**Wymagania**
**1.** Odpowiedz krótko na pytania dotyczące tekstu o naprawie malowania ściany.
(a) Jakim środkiem brat zagruntował ścianę wieczorem?
(b) Ile farby zużyto na 12 m² ściany?
(c) Jaki grunt powierzchniowy podaje jako przykład Adam?
**2.** Napisz dalszy ciąg tekstu o naprawie malowania ściany, zaczynając od miejsca po jego ostatnim zdaniu.

Miesięcznik Murator ONLINE

Skocz do zawartości

Jak naprawić zepsute malowanie :(


Recommended Posts

Brat mnie normalnie dobił co zrobił.

2 dni temu sobie starą farbę lateksową sobie szpachelką fajnie ze ściany zdjąłem (odchodziła jak tapeta fajnie). Mimo że ściana była kilka la temu przed malowaniem wyrównywana, to mimo delikatnego zdejmowania farby lateksowej powstały rysy i różne rowki.

Dzisiaj przyjeżdżam do domu i patrzę ściana "gotowa"... :eek:

Brat nie zauważył że ściana nie jest jeszcze wyrównana to wziął wczoraj wieczorem unigruntem atlasu zagruntował ścianę i dzisiaj rano pomalował ścianę farbą beckers (lateksowa) - bo myślał że jak lateks (farba leteksowa) to zakryje te malutkie rysy... :(

 

Co teraz zrobić w takim wypadku?

- zdzierać całą tą farbę do zera i nowa gładź?

- nowa gładź na tą farbę nową i szlifowanie?

 

Normalnie by wziął nową gładź dał na tą farbę - bo jest cieniutko bardzo pomalowane; poszło 1.2l farby na 12m2. Ale się boję że zacznie odpadać.

Jak się zabrać za to aby wygładzić ta ścianę i ponownie pomalować?

Odnośnik do komentarza
Udostępnij na innych stronach

Witam,

W tym momencie nie ma potrzeby zdzierać całej farby. Wystarczy dla pewności zagruntować powierzchnię przy użyciu typowego gruntu powierzchniowego np. FAST GRUNT U a następnie nałożyć warstwę gładzi i potem farbę. Oczywiście jeśli dla wyrównania wystarczy miejscowe nałożenie gładzi to nie ma potrzeby gruntować.

 

Pozdrawiam

Adam

Odnośnik do komentarza
Udostępnij na innych stronach

Zrobił Ci przysłowiową niedźwiedzią przysługę. Jeżeli nie jest tego dużo to na moim miejscu nałożyłbym gładź i pomalował. Sam to przeszedłem chcieli pomóc pomalowali mi ścianę i nie odkleili taśmy jak pociągłe to pożal się boże. Wczoraj byłem zmuszony położyć gładź dzisiaj po pracy drobniutkim papierem przeszlifowałem zagruntowałem a jutro będę malował zobaczę jak wyjdzie. Dlatego wolę robić sam.

Chcieli pomóc a dołożyli roboty:/

Odnośnik do komentarza
Udostępnij na innych stronach

Proszę rozwinąć swoją myśl, może jakieś fakty, konkrety a nie półzdania.

**Podane informacje**
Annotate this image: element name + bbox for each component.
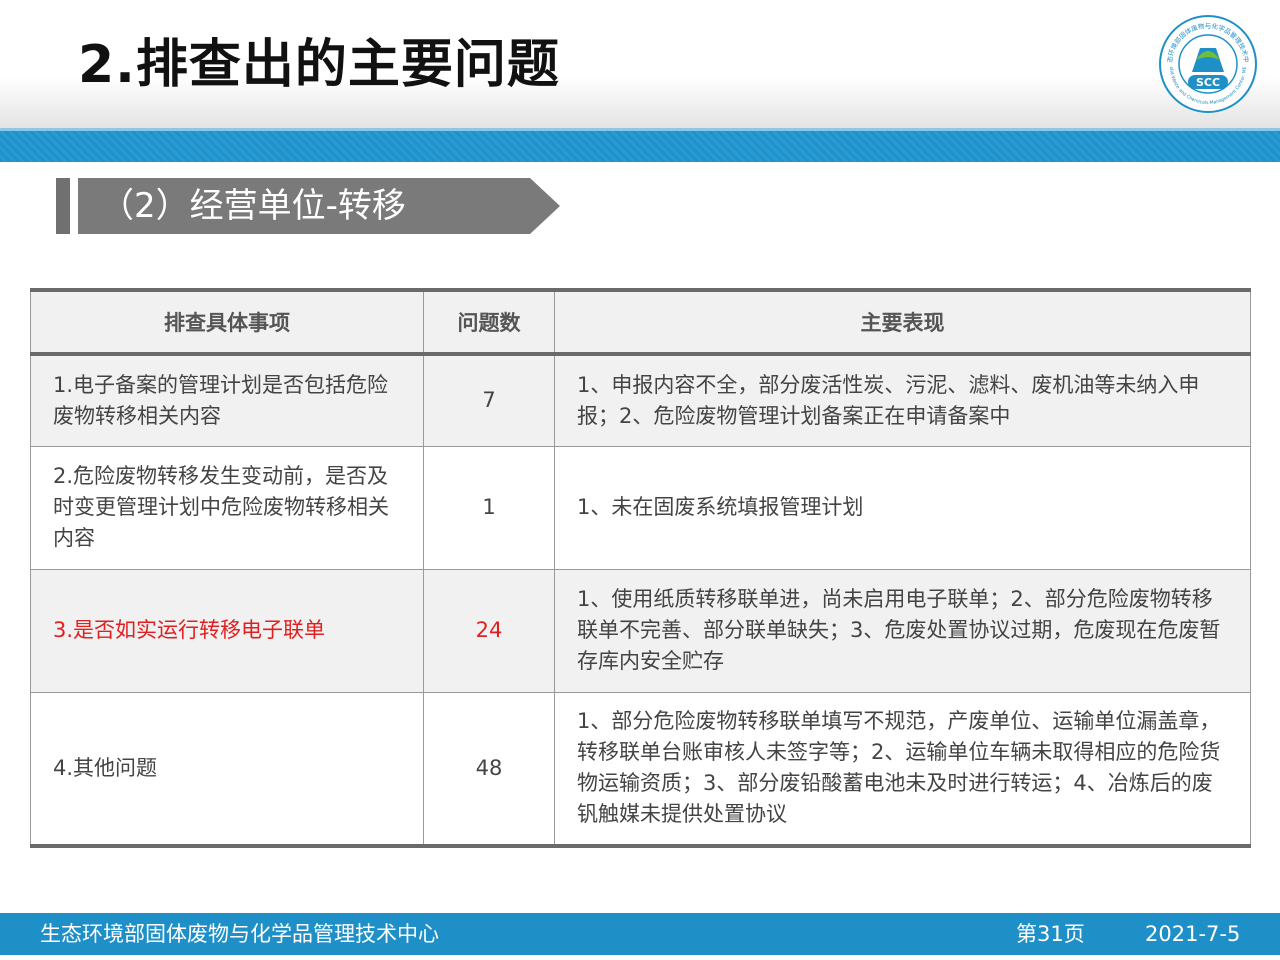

**Odpowiedzi do zadań**
**1.**
(a) Unigruntem Atlasa.
(b) 1,2 l farby.
(c) FAST GRUNT U.

**2.**
Gruntowanie ma na celu poprawę przyczepności kolejnych warstw. Każda powloka malarska posiada specyficzną właściwość związaną z jej przeznaczeniem, czyli zmywalność i odporność na plamy(przynajmniej niektóre z nich). Nałożenie cienkiej powłoki gruntu matowi powłokę farby i z pewnością poprawi przyczepność gładzi.

Oczywiście wybór należy do inwestora. Producentom przede wszystkim zależy na fachowo wykonanej pracy a nie na sprzedaży kolejnych produktów.

 

Pozdrawiam,

Adam

Odnośnik do komentarza
Udostępnij na innych stronach

Nałożenie warstwy gruntu nie matowi powierzchni lecz wręcz odwrotnie.

Grunt do dyspersja polimeru w wodzie. Polimer to nic innego jak "plastik w płynie" (tak w dużym uproszczeniu) . Na początku grunt poprawia przyczepność do podłoża mineralnego poprzez jego wzmocnienie i związanie jego luźnych części. Każde następne gruntowanie już wzmocnionego podłoża powoduje tworzenie coraz mniej adhezyjnej powierzchni. W skrajnych przypadkach bardzo mocno zagruntowana powierzchnia (zeszklona jak mówią malarze) uniemożliwia jej pomalowanie.

 

Gruntowanie ma sens tylko w przypadku słabych i kredujących podłoży (wiążemy luźne warstwy które osłabiają przyczepność następnej warstwy). Gruntowanie mocnych podłoży, w tym świeżo malowanych dobrymi farbami (celowo nie uzywam nazwy farba lateksowa - bo jak zapewne wiesz takie farby z punktu widzenia chemicznego nie istnieją) jest niepotrzebne i / lub nawet szkodliwe.

Odnośnik do komentarza
Udostępnij na innych stronach

Nałożenie warstwy gruntu nie matowi powierzchni lecz wręcz odwrotnie.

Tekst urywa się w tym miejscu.